DIRECTIONS FOR THIS TASK: Print out every record exactly as it appears.
>> begin ITEMS
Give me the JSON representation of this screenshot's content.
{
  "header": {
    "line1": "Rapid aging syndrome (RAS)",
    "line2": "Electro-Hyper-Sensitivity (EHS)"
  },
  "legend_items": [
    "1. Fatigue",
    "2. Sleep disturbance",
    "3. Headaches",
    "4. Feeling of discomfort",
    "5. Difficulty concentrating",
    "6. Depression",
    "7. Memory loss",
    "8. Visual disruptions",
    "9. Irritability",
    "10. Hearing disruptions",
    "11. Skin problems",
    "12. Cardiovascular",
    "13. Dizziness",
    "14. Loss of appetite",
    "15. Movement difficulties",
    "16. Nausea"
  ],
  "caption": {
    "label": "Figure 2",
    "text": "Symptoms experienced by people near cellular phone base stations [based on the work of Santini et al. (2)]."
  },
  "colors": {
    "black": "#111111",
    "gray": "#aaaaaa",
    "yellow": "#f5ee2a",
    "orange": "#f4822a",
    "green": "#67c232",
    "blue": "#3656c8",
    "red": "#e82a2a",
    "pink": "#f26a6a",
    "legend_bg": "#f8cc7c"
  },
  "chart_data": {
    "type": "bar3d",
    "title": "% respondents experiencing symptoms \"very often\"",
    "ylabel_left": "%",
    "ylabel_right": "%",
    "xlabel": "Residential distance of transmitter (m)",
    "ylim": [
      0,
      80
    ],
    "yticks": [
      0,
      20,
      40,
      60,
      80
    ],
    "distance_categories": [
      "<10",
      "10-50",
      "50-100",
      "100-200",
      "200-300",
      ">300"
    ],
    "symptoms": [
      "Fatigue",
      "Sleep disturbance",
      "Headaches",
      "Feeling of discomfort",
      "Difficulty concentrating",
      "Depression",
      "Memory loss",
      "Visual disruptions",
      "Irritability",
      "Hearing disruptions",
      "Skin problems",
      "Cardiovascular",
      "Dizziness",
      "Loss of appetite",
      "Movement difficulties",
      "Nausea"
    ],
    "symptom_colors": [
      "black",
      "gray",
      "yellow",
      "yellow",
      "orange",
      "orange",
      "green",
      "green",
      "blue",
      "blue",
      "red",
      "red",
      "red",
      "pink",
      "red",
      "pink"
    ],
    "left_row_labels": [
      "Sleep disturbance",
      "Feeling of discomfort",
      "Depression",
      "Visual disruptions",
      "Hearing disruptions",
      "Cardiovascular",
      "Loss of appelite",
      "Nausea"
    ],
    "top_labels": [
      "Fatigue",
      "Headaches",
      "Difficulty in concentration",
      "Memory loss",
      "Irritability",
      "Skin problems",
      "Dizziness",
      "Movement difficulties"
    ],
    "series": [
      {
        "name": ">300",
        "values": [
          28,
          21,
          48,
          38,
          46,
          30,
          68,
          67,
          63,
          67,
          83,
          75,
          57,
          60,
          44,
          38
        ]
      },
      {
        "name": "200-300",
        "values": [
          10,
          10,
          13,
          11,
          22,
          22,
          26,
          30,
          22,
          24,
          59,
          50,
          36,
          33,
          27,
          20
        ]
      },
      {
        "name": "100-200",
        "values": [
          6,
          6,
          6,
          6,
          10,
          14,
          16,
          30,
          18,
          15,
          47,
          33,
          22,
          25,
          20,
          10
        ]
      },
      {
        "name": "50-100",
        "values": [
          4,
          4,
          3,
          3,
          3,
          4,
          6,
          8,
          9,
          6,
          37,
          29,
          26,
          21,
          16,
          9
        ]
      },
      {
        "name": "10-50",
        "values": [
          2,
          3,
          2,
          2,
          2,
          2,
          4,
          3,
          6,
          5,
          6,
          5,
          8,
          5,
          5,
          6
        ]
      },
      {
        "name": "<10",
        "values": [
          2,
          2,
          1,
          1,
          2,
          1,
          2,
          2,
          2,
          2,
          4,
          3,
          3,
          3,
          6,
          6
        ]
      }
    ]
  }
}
>> end ITEMS
RESPONSE BELOW:
Give me the JSON representation of this screenshot's content.
{
  "header": {
    "line1": "Rapid aging syndrome (RAS)",
    "line2": "Electro-Hyper-Sensitivity (EHS)"
  },
  "legend_items": [
    "1. Fatigue",
    "2. Sleep disturbance",
    "3. Headaches",
    "4. Feeling of discomfort",
    "5. Difficulty concentrating",
    "6. Depression",
    "7. Memory loss",
    "8. Visual disruptions",
    "9. Irritability",
    "10. Hearing disruptions",
    "11. Skin problems",
    "12. Cardiovascular",
    "13. Dizziness",
    "14. Loss of appetite",
    "15. Movement difficulties",
    "16. Nausea"
  ],
  "caption": {
    "label": "Figure 2",
    "text": "Symptoms experienced by people near cellular phone base stations [based on the work of Santini et al. (2)]."
  },
  "colors": {
    "black": "#111111",
    "gray": "#aaaaaa",
    "yellow": "#f5ee2a",
    "orange": "#f4822a",
    "green": "#67c232",
    "blue": "#3656c8",
    "red": "#e82a2a",
    "pink": "#f26a6a",
    "legend_bg": "#f8cc7c"
  },
  "chart_data": {
    "type": "bar3d",
    "title": "% respondents experiencing symptoms \"very often\"",
    "ylabel_left": "%",
    "ylabel_right": "%",
    "xlabel": "Residential distance of transmitter (m)",
    "ylim": [
      0,
      80
    ],
    "yticks": [
      0,
      20,
      40,
      60,
      80
    ],
    "distance_categories": [
      "<10",
      "10-50",
      "50-100",
      "100-200",
      "200-300",
      ">300"
    ],
    "symptoms": [
      "Fatigue",
      "Sleep disturbance",
      "Headaches",
      "Feeling of discomfort",
      "Difficulty concentrating",
      "Depression",
      "Memory loss",
      "Visual disruptions",
      "Irritability",
      "Hearing disruptions",
      "Skin problems",
      "Cardiovascular",
      "Dizziness",
      "Loss of appetite",
      "Movement difficulties",
      "Nausea"
    ],
    "symptom_colors": [
      "black",
      "gray",
      "yellow",
      "yellow",
      "orange",
      "orange",
      "green",
      "green",
      "blue",
      "blue",
      "red",
      "red",
      "red",
      "pink",
      "red",
      "pink"
    ],
    "left_row_labels": [
      "Sleep disturbance",
      "Feeling of discomfort",
      "Depression",
      "Visual disruptions",
      "Hearing disruptions",
      "Cardiovascular",
      "Loss of appelite",
      "Nausea"
    ],
    "top_labels": [
      "Fatigue",
      "Headaches",
      "Difficulty in concentration",
      "Memory loss",
      "Irritability",
      "Skin problems",
      "Dizziness",
      "Movement difficulties"
    ],
    "series": [
      {
        "name": ">300",
        "values": [
          28,
          21,
          48,
          38,
          46,
          30,
          68,
          67,
          63,
          67,
          83,
          75,
          57,
          60,
          44,
          38
        ]
      },
      {
        "name": "200-300",
        "values": [
          10,
          10,
          13,
          11,
          22,
          22,
          26,
          30,
          22,
          24,
          59,
          50,
          36,
          33,
          27,
          20
        ]
      },
      {
        "name": "100-200",
        "values": [
          6,
          6,
          6,
          6,
          10,
          14,
          16,
          30,
          18,
          15,
          47,
          33,
          22,
          25,
          20,
          10
        ]
      },
      {
        "name": "50-100",
        "values": [
          4,
          4,
          3,
          3,
          3,
          4,
          6,
          8,
          9,
          6,
          37,
          29,
          26,
          21,
          16,
          9
        ]
      },
      {
        "name": "10-50",
        "values": [
          2,
          3,
          2,
          2,
          2,
          2,
          4,
          3,
          6,
          5,
          6,
          5,
          8,
          5,
          5,
          6
        ]
      },
      {
        "name": "<10",
        "values": [
          2,
          2,
          1,
          1,
          2,
          1,
          2,
          2,
          2,
          2,
          4,
          3,
          3,
          3,
          6,
          6
        ]
      }
    ]
  }
}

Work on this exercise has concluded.